• [Your task] Filter this data down to the lines that hold "legend", and copy them.

=====

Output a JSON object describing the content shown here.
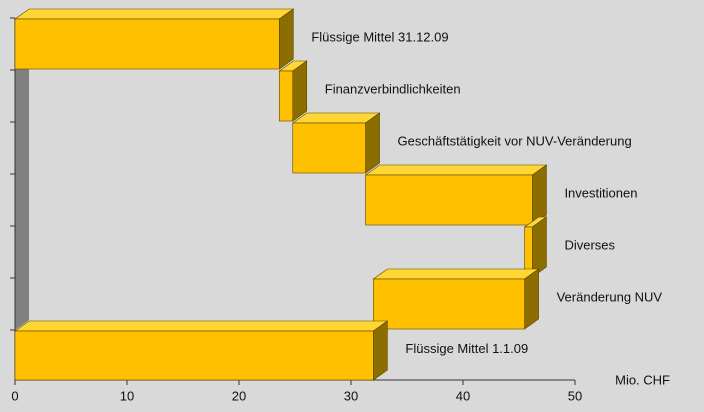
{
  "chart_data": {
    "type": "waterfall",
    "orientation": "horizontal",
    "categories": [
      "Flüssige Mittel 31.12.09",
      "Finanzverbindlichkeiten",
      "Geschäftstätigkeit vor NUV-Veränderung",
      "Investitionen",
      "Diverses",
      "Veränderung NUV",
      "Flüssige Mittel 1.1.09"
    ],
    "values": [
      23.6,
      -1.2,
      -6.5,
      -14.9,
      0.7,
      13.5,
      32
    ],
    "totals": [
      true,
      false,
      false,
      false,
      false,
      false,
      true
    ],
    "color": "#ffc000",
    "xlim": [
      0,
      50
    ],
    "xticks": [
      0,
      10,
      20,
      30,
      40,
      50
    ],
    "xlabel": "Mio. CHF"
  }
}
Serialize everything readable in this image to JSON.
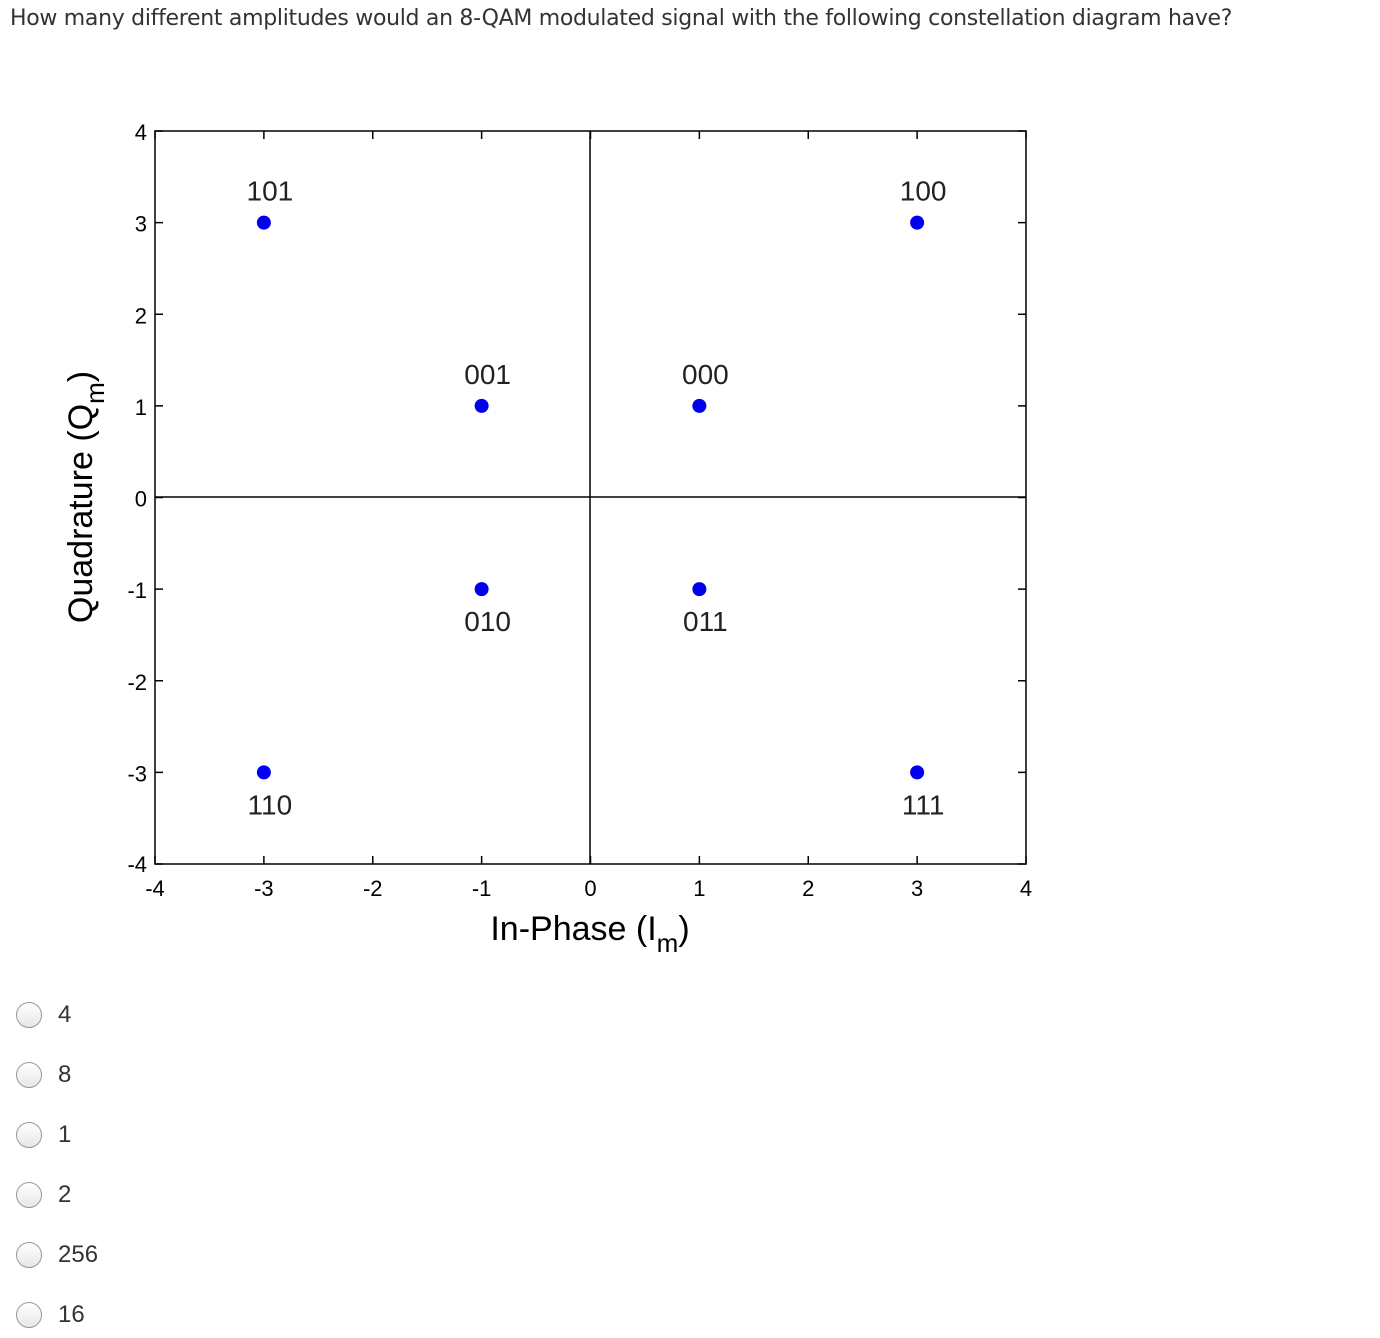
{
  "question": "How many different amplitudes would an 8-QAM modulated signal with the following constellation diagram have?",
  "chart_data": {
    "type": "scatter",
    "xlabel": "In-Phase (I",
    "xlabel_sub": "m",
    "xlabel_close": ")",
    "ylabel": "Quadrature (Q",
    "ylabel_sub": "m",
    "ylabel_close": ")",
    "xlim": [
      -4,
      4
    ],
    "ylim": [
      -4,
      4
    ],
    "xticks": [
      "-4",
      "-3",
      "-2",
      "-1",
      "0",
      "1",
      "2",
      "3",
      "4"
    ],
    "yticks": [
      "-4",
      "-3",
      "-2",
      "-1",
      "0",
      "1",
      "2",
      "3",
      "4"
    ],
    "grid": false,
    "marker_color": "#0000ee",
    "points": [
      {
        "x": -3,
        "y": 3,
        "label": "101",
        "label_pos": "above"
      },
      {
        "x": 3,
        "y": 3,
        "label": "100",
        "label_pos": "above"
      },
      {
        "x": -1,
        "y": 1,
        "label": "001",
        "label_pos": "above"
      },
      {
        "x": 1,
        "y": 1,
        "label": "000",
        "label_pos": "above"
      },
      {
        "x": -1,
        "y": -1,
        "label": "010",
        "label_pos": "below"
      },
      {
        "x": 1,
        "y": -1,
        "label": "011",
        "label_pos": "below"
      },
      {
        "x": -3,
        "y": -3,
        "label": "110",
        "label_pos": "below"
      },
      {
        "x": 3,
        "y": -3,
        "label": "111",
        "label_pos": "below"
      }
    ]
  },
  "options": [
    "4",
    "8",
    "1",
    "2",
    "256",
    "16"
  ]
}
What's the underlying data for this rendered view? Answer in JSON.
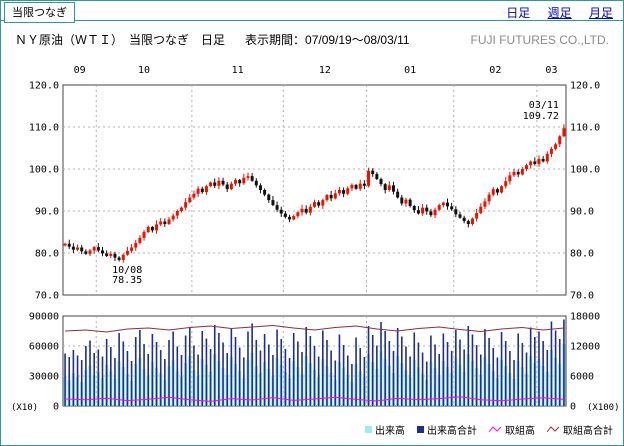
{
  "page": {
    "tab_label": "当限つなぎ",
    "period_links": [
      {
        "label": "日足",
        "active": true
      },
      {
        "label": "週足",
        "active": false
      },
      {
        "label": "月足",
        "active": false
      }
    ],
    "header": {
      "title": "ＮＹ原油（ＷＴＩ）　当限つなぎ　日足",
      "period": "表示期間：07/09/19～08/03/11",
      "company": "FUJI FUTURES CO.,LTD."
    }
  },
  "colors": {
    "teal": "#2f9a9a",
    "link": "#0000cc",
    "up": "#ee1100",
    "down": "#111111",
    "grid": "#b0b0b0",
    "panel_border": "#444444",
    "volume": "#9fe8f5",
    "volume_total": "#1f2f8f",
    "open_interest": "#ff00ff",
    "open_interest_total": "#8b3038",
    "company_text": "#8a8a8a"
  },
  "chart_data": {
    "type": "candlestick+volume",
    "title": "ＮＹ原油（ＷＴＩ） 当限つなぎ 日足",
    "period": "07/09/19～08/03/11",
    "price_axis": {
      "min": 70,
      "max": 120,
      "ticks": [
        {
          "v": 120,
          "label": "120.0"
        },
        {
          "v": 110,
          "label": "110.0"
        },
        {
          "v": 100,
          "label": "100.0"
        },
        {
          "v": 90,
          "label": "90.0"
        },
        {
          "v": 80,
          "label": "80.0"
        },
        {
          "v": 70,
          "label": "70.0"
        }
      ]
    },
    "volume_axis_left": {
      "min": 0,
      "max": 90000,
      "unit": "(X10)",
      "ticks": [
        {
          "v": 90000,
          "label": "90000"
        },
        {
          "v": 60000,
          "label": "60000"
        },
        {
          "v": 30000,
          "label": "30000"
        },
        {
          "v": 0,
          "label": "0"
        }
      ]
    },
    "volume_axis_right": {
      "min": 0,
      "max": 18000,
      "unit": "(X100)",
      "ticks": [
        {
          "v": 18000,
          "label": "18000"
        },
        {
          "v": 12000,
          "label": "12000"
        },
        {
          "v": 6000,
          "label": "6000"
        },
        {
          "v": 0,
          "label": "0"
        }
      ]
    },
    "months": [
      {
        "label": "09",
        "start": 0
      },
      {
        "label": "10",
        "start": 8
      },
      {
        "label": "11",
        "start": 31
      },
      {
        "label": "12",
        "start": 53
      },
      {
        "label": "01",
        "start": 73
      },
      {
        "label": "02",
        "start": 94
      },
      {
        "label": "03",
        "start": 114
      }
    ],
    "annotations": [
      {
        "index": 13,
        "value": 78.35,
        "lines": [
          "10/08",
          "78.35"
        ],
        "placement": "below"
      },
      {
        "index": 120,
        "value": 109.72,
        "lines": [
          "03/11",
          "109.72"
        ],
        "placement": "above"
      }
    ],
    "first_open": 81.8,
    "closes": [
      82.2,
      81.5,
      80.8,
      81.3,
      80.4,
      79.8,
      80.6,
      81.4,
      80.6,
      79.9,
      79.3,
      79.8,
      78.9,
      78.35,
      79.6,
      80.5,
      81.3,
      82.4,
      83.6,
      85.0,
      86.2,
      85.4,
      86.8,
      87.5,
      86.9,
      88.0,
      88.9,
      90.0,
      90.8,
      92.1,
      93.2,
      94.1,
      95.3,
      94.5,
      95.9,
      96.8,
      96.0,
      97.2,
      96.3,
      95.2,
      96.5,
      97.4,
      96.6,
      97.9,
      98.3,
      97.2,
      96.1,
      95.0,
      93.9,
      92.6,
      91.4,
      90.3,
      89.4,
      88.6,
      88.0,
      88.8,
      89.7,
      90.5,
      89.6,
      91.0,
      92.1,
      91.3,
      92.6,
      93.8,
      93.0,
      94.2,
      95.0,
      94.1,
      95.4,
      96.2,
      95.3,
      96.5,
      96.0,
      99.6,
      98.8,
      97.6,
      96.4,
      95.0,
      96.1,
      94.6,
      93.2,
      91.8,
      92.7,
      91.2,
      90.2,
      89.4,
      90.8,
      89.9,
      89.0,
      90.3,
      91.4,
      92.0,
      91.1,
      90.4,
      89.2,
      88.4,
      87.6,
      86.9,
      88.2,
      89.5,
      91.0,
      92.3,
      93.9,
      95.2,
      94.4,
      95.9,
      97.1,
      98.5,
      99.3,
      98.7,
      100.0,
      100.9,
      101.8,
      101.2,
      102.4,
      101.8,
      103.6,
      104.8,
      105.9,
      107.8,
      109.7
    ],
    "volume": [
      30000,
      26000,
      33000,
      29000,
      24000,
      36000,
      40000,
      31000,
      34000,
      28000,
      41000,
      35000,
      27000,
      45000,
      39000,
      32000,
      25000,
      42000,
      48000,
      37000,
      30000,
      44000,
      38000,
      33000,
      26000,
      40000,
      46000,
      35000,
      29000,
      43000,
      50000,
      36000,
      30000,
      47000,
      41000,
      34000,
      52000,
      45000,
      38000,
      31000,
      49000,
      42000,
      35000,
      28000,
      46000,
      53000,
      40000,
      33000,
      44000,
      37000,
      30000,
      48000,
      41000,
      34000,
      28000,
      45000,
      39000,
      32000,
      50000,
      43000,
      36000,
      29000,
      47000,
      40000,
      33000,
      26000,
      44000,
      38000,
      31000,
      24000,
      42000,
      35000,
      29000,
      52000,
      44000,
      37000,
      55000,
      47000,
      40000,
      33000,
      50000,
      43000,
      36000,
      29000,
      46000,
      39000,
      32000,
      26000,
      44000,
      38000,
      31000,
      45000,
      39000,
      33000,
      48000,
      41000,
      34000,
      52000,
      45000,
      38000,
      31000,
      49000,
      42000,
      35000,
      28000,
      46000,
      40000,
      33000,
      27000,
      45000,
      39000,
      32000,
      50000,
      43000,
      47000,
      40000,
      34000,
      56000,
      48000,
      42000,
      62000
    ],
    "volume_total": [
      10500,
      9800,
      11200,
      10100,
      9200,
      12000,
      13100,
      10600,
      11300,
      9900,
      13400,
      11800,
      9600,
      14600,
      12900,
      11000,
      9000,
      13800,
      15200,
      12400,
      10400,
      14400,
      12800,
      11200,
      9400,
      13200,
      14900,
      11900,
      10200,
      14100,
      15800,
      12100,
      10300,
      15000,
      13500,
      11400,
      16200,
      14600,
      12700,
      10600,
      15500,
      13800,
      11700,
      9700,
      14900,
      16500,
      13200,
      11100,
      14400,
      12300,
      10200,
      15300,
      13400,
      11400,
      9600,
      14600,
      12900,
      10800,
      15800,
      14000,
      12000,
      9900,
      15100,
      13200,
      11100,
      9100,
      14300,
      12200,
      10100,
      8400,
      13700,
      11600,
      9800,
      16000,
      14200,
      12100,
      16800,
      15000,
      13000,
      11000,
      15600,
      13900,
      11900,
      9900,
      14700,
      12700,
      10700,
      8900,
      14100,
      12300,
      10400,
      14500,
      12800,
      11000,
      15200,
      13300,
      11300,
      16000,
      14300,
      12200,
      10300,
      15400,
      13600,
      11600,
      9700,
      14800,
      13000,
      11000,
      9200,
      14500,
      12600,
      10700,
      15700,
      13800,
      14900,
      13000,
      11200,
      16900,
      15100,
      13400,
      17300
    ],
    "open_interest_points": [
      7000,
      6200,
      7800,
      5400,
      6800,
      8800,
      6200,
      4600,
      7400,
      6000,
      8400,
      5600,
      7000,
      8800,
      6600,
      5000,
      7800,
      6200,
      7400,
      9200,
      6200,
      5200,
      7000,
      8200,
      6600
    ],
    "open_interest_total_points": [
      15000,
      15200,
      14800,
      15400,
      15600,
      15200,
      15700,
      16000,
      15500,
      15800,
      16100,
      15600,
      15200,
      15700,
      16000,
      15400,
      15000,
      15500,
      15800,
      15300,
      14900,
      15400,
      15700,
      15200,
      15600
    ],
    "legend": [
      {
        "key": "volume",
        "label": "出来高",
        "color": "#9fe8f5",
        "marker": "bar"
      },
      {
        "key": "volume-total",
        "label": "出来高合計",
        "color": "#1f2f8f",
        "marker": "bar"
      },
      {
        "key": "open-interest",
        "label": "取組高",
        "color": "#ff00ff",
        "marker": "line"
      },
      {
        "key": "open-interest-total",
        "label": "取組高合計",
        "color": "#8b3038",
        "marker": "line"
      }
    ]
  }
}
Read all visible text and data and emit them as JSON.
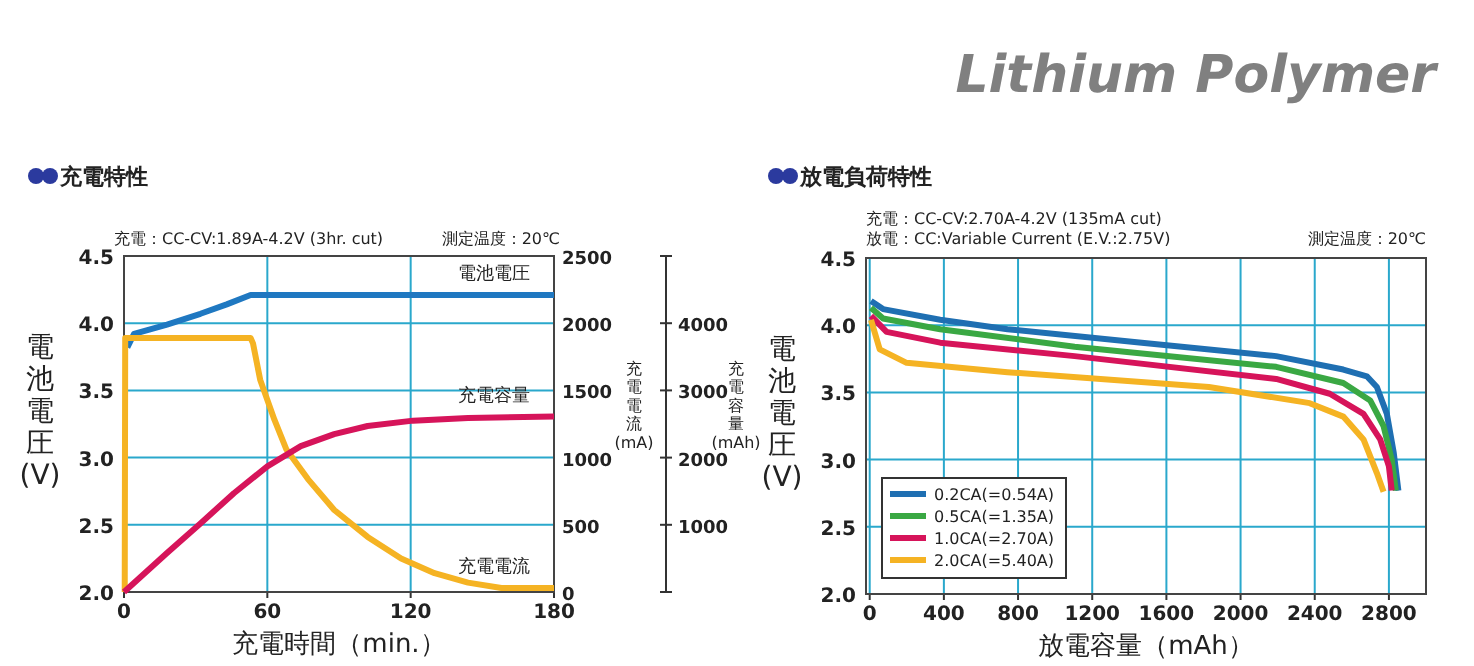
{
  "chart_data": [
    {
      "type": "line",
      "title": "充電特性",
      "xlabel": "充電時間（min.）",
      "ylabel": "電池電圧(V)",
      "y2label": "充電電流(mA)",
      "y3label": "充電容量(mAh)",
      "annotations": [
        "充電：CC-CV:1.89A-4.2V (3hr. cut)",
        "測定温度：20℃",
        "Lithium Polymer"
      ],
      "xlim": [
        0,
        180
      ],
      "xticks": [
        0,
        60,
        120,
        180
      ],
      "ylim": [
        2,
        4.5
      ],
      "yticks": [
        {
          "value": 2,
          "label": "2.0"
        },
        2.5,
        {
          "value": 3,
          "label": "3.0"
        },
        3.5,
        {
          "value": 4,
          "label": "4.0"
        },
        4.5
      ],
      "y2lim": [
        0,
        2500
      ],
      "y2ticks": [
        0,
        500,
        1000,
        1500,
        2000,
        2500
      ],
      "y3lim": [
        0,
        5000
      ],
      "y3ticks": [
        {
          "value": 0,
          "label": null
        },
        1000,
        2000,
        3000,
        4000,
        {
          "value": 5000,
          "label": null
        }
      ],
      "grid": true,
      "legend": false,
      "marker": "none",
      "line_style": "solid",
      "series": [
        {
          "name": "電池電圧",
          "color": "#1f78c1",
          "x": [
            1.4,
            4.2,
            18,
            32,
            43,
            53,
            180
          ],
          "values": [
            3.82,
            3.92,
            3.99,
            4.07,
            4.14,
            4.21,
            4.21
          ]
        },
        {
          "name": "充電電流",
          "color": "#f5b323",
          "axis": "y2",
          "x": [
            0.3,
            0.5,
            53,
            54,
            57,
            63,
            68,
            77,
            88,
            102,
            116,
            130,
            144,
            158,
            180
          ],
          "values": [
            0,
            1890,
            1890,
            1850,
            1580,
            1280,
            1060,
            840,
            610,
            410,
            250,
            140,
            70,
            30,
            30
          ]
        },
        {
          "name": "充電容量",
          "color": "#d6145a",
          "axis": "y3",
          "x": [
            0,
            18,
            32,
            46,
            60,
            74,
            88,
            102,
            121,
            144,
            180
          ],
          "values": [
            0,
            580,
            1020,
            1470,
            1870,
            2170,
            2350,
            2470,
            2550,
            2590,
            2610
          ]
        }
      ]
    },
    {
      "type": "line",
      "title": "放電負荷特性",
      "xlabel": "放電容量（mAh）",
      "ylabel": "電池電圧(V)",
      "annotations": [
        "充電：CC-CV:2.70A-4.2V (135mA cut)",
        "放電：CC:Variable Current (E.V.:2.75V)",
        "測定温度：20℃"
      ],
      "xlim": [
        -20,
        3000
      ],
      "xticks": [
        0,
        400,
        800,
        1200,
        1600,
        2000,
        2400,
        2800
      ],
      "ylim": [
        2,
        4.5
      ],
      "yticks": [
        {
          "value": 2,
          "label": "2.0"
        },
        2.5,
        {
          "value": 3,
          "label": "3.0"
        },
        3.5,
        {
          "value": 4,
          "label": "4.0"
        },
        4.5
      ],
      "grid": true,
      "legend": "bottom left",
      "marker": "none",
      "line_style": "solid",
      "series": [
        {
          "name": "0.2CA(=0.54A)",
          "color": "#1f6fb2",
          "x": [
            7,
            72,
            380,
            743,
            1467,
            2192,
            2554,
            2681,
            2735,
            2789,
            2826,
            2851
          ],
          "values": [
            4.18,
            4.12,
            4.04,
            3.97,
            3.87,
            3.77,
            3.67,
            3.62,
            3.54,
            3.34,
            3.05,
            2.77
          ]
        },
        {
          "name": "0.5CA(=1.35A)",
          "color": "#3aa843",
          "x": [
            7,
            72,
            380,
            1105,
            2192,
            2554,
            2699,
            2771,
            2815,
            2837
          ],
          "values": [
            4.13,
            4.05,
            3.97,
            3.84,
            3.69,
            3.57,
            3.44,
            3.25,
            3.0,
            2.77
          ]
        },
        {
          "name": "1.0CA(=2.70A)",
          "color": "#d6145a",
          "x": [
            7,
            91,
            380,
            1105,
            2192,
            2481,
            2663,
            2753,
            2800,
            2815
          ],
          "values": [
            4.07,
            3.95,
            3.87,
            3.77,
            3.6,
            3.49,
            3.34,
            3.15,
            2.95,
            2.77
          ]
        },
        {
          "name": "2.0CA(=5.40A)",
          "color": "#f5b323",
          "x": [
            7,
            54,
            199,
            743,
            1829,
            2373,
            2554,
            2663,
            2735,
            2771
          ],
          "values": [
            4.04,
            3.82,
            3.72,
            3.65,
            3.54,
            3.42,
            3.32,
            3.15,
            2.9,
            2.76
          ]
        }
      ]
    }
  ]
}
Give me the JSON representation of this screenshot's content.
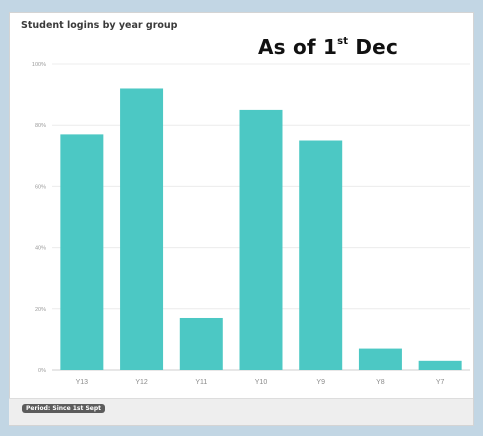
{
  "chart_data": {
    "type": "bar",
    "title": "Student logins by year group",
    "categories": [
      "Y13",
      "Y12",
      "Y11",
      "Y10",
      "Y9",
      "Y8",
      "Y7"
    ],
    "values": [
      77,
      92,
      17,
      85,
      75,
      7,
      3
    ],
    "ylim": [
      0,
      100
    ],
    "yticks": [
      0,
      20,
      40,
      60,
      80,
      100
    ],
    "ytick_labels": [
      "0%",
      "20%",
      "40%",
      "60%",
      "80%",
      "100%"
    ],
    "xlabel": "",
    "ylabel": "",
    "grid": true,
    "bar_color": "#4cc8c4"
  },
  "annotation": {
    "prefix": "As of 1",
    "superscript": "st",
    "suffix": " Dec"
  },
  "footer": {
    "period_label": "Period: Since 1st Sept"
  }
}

=====

• [Reply]
    "legend": [
      "legend": false,
      "legend": "bottom left",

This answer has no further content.